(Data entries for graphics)
>> BEGIN

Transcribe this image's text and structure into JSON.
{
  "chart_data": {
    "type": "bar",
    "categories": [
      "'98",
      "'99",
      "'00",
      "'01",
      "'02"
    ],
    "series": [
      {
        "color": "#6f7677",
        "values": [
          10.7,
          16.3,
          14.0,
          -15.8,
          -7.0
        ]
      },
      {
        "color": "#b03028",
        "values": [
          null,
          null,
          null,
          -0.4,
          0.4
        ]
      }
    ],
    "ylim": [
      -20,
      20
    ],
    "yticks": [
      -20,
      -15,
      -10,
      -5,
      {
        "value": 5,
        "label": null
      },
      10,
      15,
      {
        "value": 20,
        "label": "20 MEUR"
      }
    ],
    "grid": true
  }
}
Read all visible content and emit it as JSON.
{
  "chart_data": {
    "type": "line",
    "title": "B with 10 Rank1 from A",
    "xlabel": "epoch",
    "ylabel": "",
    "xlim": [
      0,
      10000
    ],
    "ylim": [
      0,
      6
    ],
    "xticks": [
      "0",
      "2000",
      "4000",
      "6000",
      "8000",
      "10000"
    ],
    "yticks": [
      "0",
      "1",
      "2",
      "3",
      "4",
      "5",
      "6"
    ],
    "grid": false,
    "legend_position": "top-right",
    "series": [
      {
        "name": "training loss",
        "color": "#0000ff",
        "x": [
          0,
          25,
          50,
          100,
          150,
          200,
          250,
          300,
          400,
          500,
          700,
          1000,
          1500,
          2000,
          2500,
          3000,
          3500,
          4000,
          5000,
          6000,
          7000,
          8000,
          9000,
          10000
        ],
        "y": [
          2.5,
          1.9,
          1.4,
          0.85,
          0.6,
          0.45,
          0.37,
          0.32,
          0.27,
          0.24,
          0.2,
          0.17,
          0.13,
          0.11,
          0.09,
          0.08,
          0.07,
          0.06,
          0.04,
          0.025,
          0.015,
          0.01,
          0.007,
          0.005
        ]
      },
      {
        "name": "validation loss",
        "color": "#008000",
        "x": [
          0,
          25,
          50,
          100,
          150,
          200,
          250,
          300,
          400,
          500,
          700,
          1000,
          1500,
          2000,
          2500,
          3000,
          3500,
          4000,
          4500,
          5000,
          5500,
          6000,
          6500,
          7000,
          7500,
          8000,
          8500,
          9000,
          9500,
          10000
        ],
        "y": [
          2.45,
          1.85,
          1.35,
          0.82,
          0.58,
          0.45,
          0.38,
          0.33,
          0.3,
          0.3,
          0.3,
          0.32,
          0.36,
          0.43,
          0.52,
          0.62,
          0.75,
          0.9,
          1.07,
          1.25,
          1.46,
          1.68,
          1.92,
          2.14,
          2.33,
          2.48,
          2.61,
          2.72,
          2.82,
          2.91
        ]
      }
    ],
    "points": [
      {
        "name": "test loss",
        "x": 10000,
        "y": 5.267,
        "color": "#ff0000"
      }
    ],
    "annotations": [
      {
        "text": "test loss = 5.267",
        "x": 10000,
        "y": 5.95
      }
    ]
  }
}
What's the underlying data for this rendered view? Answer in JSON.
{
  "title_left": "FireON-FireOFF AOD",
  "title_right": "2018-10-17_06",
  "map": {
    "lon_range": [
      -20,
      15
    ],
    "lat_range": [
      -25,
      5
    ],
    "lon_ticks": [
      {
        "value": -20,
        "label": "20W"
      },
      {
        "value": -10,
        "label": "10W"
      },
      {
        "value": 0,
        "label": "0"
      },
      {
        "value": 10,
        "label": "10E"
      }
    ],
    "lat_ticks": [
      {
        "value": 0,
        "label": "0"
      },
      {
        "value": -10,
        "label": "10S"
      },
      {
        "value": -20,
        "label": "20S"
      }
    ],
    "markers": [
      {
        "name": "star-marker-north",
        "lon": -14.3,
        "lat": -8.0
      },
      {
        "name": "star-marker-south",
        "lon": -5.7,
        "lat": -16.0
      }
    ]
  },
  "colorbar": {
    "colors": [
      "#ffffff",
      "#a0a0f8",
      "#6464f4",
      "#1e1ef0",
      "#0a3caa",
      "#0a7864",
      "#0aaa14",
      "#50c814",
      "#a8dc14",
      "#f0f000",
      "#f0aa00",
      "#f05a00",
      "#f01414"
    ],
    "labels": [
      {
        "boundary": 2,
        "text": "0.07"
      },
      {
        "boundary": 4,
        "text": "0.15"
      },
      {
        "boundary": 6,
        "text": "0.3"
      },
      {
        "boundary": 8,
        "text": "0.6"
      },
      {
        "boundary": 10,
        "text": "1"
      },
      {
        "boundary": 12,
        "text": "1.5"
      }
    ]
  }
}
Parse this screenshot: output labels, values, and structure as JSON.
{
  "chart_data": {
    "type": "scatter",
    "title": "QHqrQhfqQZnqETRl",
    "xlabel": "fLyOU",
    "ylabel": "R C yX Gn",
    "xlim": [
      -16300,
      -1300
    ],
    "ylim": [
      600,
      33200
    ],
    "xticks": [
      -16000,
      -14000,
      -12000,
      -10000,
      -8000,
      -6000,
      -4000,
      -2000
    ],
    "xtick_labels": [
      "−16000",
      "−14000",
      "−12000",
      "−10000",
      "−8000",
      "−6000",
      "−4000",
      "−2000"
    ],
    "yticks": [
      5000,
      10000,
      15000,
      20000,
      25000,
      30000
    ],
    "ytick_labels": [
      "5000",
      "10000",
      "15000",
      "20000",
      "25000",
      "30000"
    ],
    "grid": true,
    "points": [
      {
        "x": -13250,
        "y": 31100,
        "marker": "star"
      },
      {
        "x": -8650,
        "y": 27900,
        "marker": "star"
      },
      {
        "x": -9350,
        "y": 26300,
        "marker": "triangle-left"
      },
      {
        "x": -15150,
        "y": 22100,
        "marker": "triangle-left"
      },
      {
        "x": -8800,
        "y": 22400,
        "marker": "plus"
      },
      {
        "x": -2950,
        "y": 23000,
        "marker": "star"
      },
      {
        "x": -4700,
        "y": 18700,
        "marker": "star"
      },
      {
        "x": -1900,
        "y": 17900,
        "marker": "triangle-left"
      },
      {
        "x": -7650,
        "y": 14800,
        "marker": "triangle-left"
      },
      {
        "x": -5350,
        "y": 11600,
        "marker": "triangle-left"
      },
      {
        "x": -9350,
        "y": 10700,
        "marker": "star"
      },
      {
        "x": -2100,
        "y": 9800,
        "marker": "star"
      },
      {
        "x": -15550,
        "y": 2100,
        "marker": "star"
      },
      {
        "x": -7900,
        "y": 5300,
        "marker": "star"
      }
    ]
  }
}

>> END

TASK DETAILS
Using the material above, gather every line that includes "JSON".

TASK ANSWER
Transcribe this image's text and structure into JSON.
Read all visible content and emit it as JSON.
What's the underlying data for this rendered view? Answer in JSON.
Parse this screenshot: output labels, values, and structure as JSON.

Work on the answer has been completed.